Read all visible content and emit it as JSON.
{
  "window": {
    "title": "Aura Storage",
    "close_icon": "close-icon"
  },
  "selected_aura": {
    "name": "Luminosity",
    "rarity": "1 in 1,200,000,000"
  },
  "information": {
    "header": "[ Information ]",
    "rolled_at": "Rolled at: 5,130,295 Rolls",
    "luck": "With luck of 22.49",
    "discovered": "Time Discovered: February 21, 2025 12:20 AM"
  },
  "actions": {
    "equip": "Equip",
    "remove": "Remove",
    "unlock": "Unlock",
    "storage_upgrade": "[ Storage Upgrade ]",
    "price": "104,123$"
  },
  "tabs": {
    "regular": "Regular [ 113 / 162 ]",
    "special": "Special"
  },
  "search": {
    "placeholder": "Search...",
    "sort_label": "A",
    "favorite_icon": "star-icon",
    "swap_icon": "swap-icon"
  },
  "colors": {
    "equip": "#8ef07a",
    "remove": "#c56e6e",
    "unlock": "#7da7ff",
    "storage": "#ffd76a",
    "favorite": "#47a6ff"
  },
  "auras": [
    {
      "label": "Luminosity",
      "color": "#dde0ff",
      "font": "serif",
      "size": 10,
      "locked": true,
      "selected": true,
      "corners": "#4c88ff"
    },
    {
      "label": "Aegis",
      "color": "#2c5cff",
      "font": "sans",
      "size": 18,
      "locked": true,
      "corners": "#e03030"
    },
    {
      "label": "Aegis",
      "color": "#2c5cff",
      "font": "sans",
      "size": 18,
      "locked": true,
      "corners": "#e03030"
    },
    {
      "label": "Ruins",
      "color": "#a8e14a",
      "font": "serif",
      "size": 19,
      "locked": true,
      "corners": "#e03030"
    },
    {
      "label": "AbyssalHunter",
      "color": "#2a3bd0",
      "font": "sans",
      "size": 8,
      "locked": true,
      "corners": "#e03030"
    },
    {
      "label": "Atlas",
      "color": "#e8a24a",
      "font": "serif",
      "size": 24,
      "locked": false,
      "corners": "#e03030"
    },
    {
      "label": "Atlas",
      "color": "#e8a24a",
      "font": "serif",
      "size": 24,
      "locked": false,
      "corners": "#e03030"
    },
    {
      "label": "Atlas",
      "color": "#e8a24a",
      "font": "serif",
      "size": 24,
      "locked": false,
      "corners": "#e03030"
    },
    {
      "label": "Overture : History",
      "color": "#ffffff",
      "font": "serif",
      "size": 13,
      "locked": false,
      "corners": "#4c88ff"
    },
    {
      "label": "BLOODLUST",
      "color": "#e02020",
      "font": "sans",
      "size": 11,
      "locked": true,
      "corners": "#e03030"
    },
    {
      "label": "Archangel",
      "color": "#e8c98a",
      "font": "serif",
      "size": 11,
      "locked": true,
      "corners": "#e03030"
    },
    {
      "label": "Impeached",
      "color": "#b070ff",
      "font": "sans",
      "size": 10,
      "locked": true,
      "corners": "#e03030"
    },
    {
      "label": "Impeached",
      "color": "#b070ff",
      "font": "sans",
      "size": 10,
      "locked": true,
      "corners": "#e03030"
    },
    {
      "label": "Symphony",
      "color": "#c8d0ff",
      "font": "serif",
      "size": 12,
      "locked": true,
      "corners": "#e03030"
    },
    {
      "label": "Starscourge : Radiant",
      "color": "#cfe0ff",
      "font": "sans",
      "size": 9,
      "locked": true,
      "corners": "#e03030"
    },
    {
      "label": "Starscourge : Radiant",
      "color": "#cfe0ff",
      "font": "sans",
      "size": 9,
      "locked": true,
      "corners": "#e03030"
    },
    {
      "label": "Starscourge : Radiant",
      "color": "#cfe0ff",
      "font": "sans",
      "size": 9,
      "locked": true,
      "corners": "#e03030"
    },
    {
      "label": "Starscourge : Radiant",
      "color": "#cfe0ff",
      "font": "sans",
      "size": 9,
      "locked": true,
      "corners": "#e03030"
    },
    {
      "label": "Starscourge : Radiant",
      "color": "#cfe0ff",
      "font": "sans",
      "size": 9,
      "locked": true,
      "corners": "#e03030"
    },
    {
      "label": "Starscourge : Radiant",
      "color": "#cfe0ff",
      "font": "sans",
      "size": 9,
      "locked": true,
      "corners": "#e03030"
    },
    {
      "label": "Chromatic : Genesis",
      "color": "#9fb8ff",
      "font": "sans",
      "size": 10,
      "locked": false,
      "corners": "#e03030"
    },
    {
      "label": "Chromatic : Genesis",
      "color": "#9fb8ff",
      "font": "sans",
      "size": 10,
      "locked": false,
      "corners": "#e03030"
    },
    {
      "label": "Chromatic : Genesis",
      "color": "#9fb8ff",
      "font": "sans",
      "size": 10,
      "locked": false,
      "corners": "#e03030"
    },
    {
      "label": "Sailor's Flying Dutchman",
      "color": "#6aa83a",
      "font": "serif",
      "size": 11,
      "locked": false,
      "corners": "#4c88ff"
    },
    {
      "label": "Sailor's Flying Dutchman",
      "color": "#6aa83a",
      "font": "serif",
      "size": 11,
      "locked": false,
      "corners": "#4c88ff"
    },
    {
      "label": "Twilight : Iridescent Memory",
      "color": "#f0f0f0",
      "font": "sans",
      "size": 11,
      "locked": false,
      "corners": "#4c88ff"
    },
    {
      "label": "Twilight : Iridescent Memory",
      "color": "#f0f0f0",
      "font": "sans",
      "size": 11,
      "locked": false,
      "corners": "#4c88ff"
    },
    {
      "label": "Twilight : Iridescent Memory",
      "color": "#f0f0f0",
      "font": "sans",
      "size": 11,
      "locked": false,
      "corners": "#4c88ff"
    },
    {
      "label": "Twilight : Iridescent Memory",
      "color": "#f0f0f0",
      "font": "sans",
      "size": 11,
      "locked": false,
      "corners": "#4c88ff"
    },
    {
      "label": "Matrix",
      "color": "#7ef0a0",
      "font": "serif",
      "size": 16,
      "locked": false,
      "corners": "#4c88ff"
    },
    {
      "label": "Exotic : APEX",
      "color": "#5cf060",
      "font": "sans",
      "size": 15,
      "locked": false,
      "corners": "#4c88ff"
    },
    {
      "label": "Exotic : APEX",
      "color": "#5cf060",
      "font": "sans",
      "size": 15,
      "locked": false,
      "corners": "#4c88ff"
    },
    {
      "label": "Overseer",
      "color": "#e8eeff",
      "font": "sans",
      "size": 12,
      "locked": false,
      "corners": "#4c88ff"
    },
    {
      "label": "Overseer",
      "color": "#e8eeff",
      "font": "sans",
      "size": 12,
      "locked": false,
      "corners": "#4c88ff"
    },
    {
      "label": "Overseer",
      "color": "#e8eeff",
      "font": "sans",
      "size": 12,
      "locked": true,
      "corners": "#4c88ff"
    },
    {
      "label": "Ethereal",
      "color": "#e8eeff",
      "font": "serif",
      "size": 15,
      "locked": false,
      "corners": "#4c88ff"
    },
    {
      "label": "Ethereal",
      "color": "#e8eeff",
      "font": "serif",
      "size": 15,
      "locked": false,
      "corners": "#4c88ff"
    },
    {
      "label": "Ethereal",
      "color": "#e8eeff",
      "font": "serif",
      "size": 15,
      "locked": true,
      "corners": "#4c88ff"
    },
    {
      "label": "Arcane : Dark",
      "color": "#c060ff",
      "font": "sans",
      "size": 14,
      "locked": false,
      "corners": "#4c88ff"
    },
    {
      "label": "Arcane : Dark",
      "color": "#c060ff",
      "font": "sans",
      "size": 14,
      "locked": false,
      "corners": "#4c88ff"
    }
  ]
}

════════════════

Print the listing above in full, exactly as it is.

ANSWER:
Read all visible content and emit it as JSON.
{
  "window": {
    "title": "Aura Storage",
    "close_icon": "close-icon"
  },
  "selected_aura": {
    "name": "Luminosity",
    "rarity": "1 in 1,200,000,000"
  },
  "information": {
    "header": "[ Information ]",
    "rolled_at": "Rolled at: 5,130,295 Rolls",
    "luck": "With luck of 22.49",
    "discovered": "Time Discovered: February 21, 2025 12:20 AM"
  },
  "actions": {
    "equip": "Equip",
    "remove": "Remove",
    "unlock": "Unlock",
    "storage_upgrade": "[ Storage Upgrade ]",
    "price": "104,123$"
  },
  "tabs": {
    "regular": "Regular [ 113 / 162 ]",
    "special": "Special"
  },
  "search": {
    "placeholder": "Search...",
    "sort_label": "A",
    "favorite_icon": "star-icon",
    "swap_icon": "swap-icon"
  },
  "colors": {
    "equip": "#8ef07a",
    "remove": "#c56e6e",
    "unlock": "#7da7ff",
    "storage": "#ffd76a",
    "favorite": "#47a6ff"
  },
  "auras": [
    {
      "label": "Luminosity",
      "color": "#dde0ff",
      "font": "serif",
      "size": 10,
      "locked": true,
      "selected": true,
      "corners": "#4c88ff"
    },
    {
      "label": "Aegis",
      "color": "#2c5cff",
      "font": "sans",
      "size": 18,
      "locked": true,
      "corners": "#e03030"
    },
    {
      "label": "Aegis",
      "color": "#2c5cff",
      "font": "sans",
      "size": 18,
      "locked": true,
      "corners": "#e03030"
    },
    {
      "label": "Ruins",
      "color": "#a8e14a",
      "font": "serif",
      "size": 19,
      "locked": true,
      "corners": "#e03030"
    },
    {
      "label": "AbyssalHunter",
      "color": "#2a3bd0",
      "font": "sans",
      "size": 8,
      "locked": true,
      "corners": "#e03030"
    },
    {
      "label": "Atlas",
      "color": "#e8a24a",
      "font": "serif",
      "size": 24,
      "locked": false,
      "corners": "#e03030"
    },
    {
      "label": "Atlas",
      "color": "#e8a24a",
      "font": "serif",
      "size": 24,
      "locked": false,
      "corners": "#e03030"
    },
    {
      "label": "Atlas",
      "color": "#e8a24a",
      "font": "serif",
      "size": 24,
      "locked": false,
      "corners": "#e03030"
    },
    {
      "label": "Overture : History",
      "color": "#ffffff",
      "font": "serif",
      "size": 13,
      "locked": false,
      "corners": "#4c88ff"
    },
    {
      "label": "BLOODLUST",
      "color": "#e02020",
      "font": "sans",
      "size": 11,
      "locked": true,
      "corners": "#e03030"
    },
    {
      "label": "Archangel",
      "color": "#e8c98a",
      "font": "serif",
      "size": 11,
      "locked": true,
      "corners": "#e03030"
    },
    {
      "label": "Impeached",
      "color": "#b070ff",
      "font": "sans",
      "size": 10,
      "locked": true,
      "corners": "#e03030"
    },
    {
      "label": "Impeached",
      "color": "#b070ff",
      "font": "sans",
      "size": 10,
      "locked": true,
      "corners": "#e03030"
    },
    {
      "label": "Symphony",
      "color": "#c8d0ff",
      "font": "serif",
      "size": 12,
      "locked": true,
      "corners": "#e03030"
    },
    {
      "label": "Starscourge : Radiant",
      "color": "#cfe0ff",
      "font": "sans",
      "size": 9,
      "locked": true,
      "corners": "#e03030"
    },
    {
      "label": "Starscourge : Radiant",
      "color": "#cfe0ff",
      "font": "sans",
      "size": 9,
      "locked": true,
      "corners": "#e03030"
    },
    {
      "label": "Starscourge : Radiant",
      "color": "#cfe0ff",
      "font": "sans",
      "size": 9,
      "locked": true,
      "corners": "#e03030"
    },
    {
      "label": "Starscourge : Radiant",
      "color": "#cfe0ff",
      "font": "sans",
      "size": 9,
      "locked": true,
      "corners": "#e03030"
    },
    {
      "label": "Starscourge : Radiant",
      "color": "#cfe0ff",
      "font": "sans",
      "size": 9,
      "locked": true,
      "corners": "#e03030"
    },
    {
      "label": "Starscourge : Radiant",
      "color": "#cfe0ff",
      "font": "sans",
      "size": 9,
      "locked": true,
      "corners": "#e03030"
    },
    {
      "label": "Chromatic : Genesis",
      "color": "#9fb8ff",
      "font": "sans",
      "size": 10,
      "locked": false,
      "corners": "#e03030"
    },
    {
      "label": "Chromatic : Genesis",
      "color": "#9fb8ff",
      "font": "sans",
      "size": 10,
      "locked": false,
      "corners": "#e03030"
    },
    {
      "label": "Chromatic : Genesis",
      "color": "#9fb8ff",
      "font": "sans",
      "size": 10,
      "locked": false,
      "corners": "#e03030"
    },
    {
      "label": "Sailor's Flying Dutchman",
      "color": "#6aa83a",
      "font": "serif",
      "size": 11,
      "locked": false,
      "corners": "#4c88ff"
    },
    {
      "label": "Sailor's Flying Dutchman",
      "color": "#6aa83a",
      "font": "serif",
      "size": 11,
      "locked": false,
      "corners": "#4c88ff"
    },
    {
      "label": "Twilight : Iridescent Memory",
      "color": "#f0f0f0",
      "font": "sans",
      "size": 11,
      "locked": false,
      "corners": "#4c88ff"
    },
    {
      "label": "Twilight : Iridescent Memory",
      "color": "#f0f0f0",
      "font": "sans",
      "size": 11,
      "locked": false,
      "corners": "#4c88ff"
    },
    {
      "label": "Twilight : Iridescent Memory",
      "color": "#f0f0f0",
      "font": "sans",
      "size": 11,
      "locked": false,
      "corners": "#4c88ff"
    },
    {
      "label": "Twilight : Iridescent Memory",
      "color": "#f0f0f0",
      "font": "sans",
      "size": 11,
      "locked": false,
      "corners": "#4c88ff"
    },
    {
      "label": "Matrix",
      "color": "#7ef0a0",
      "font": "serif",
      "size": 16,
      "locked": false,
      "corners": "#4c88ff"
    },
    {
      "label": "Exotic : APEX",
      "color": "#5cf060",
      "font": "sans",
      "size": 15,
      "locked": false,
      "corners": "#4c88ff"
    },
    {
      "label": "Exotic : APEX",
      "color": "#5cf060",
      "font": "sans",
      "size": 15,
      "locked": false,
      "corners": "#4c88ff"
    },
    {
      "label": "Overseer",
      "color": "#e8eeff",
      "font": "sans",
      "size": 12,
      "locked": false,
      "corners": "#4c88ff"
    },
    {
      "label": "Overseer",
      "color": "#e8eeff",
      "font": "sans",
      "size": 12,
      "locked": false,
      "corners": "#4c88ff"
    },
    {
      "label": "Overseer",
      "color": "#e8eeff",
      "font": "sans",
      "size": 12,
      "locked": true,
      "corners": "#4c88ff"
    },
    {
      "label": "Ethereal",
      "color": "#e8eeff",
      "font": "serif",
      "size": 15,
      "locked": false,
      "corners": "#4c88ff"
    },
    {
      "label": "Ethereal",
      "color": "#e8eeff",
      "font": "serif",
      "size": 15,
      "locked": false,
      "corners": "#4c88ff"
    },
    {
      "label": "Ethereal",
      "color": "#e8eeff",
      "font": "serif",
      "size": 15,
      "locked": true,
      "corners": "#4c88ff"
    },
    {
      "label": "Arcane : Dark",
      "color": "#c060ff",
      "font": "sans",
      "size": 14,
      "locked": false,
      "corners": "#4c88ff"
    },
    {
      "label": "Arcane : Dark",
      "color": "#c060ff",
      "font": "sans",
      "size": 14,
      "locked": false,
      "corners": "#4c88ff"
    }
  ]
}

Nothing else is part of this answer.